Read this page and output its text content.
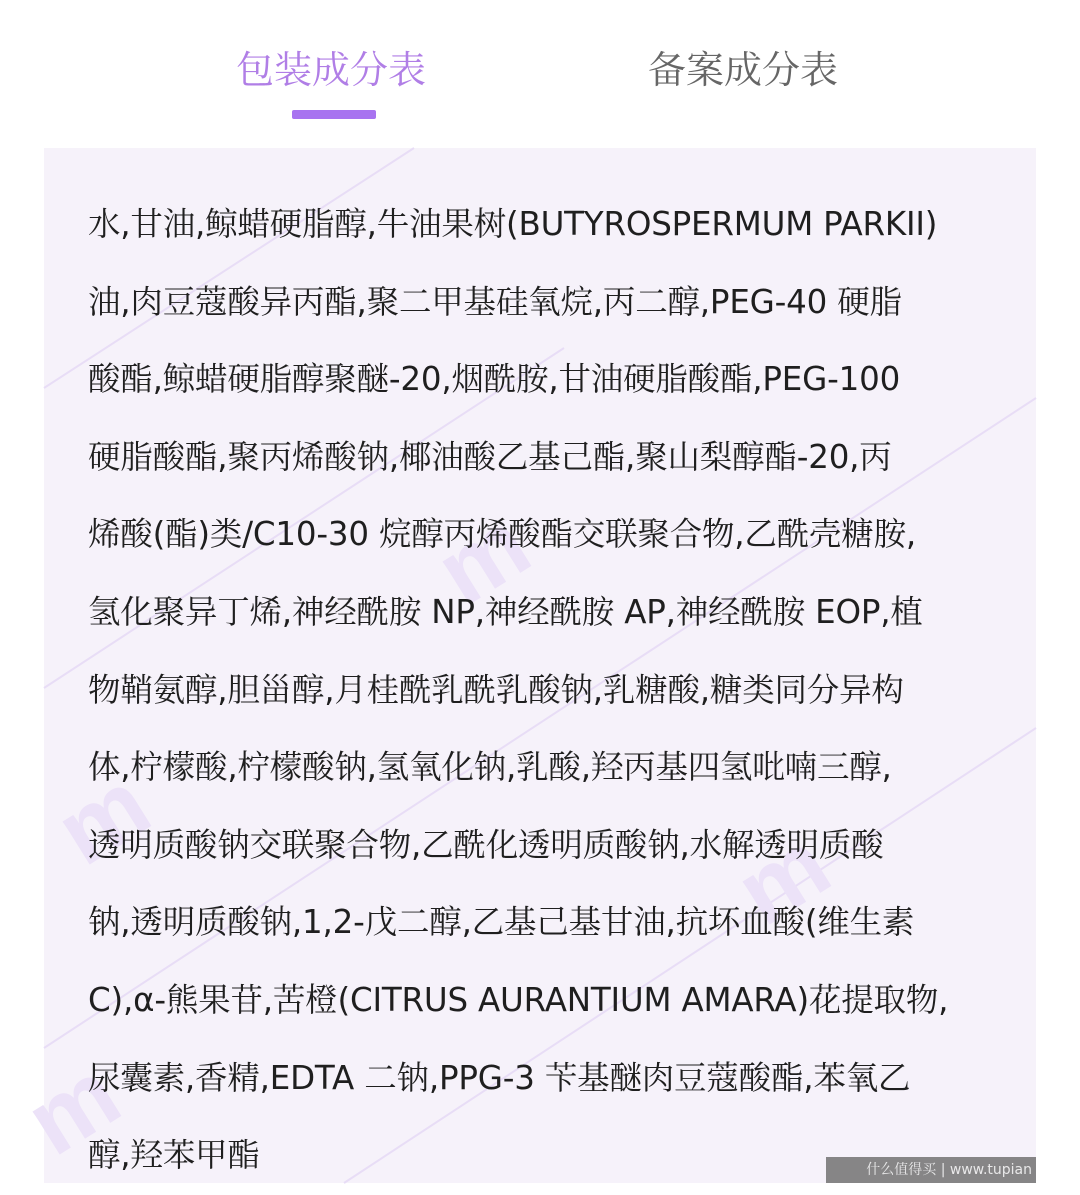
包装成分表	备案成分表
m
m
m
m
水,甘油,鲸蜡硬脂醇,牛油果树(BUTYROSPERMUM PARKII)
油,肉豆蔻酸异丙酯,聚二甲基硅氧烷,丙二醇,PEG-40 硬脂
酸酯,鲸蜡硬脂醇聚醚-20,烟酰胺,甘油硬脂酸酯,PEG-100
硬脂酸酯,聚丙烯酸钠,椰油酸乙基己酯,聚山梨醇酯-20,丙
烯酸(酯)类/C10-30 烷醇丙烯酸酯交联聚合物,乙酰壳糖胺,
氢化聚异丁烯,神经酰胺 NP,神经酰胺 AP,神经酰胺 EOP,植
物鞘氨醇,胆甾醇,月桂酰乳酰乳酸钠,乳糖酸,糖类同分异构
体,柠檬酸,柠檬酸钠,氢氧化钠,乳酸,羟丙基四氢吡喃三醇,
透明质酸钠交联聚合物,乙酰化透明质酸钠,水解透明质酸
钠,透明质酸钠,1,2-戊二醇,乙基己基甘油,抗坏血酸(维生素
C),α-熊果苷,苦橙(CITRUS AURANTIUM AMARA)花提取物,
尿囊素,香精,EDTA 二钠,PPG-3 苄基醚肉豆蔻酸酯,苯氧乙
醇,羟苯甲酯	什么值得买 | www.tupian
________
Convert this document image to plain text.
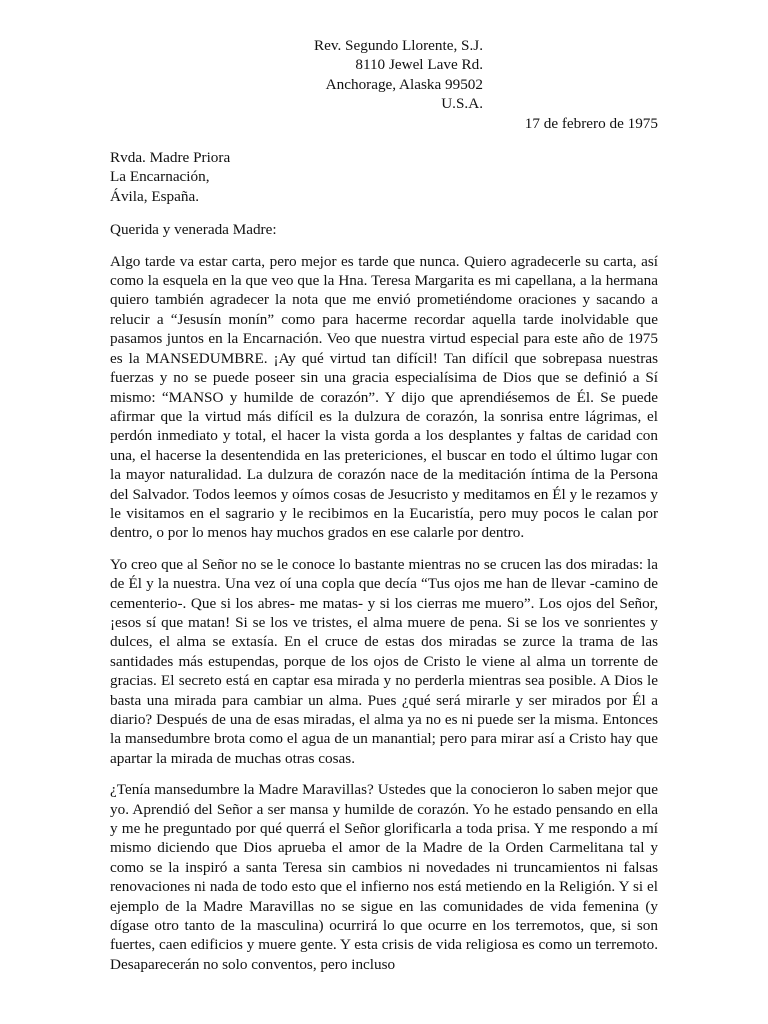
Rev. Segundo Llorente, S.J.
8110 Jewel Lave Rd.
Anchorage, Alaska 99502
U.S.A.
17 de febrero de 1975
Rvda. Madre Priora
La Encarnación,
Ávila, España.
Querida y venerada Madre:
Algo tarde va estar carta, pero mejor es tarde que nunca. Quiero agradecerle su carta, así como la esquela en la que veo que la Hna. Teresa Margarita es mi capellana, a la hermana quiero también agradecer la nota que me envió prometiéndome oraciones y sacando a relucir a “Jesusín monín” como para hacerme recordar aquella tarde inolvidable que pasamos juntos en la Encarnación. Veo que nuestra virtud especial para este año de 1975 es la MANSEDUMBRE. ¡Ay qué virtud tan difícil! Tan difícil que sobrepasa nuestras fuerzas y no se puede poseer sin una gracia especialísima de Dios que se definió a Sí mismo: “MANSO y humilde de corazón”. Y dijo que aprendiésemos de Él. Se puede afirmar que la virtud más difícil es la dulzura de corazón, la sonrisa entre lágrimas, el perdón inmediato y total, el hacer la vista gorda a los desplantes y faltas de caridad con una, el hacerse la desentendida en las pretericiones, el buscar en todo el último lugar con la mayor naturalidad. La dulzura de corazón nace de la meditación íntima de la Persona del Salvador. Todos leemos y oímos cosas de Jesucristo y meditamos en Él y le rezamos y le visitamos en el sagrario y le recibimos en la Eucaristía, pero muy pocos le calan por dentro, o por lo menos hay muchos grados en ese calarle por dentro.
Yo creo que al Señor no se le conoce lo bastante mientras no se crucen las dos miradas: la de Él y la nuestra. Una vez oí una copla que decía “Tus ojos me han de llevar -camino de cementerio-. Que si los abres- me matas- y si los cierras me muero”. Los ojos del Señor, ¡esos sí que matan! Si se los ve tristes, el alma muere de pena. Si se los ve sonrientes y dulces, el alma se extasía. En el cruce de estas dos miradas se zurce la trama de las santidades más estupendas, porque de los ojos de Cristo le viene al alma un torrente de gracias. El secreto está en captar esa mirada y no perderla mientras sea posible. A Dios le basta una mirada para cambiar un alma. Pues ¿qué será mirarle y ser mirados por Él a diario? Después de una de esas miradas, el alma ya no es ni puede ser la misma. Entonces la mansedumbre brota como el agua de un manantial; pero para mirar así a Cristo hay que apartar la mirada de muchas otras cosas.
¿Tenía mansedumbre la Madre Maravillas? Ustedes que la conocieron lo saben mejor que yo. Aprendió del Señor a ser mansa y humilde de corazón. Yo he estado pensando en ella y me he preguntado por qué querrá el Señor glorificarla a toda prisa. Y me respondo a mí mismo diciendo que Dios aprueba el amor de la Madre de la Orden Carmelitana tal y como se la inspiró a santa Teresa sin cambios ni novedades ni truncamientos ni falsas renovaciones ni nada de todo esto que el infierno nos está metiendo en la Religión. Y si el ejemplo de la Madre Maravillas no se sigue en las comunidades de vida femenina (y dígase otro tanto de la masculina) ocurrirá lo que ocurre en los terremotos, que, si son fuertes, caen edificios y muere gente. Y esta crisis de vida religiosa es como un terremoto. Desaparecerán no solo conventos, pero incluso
________
WHAT THE TASK ASKS: Only the number is wanted: how many lines in the entries above contain the word "text"?

RESULT OF THIS EXERCISE: 2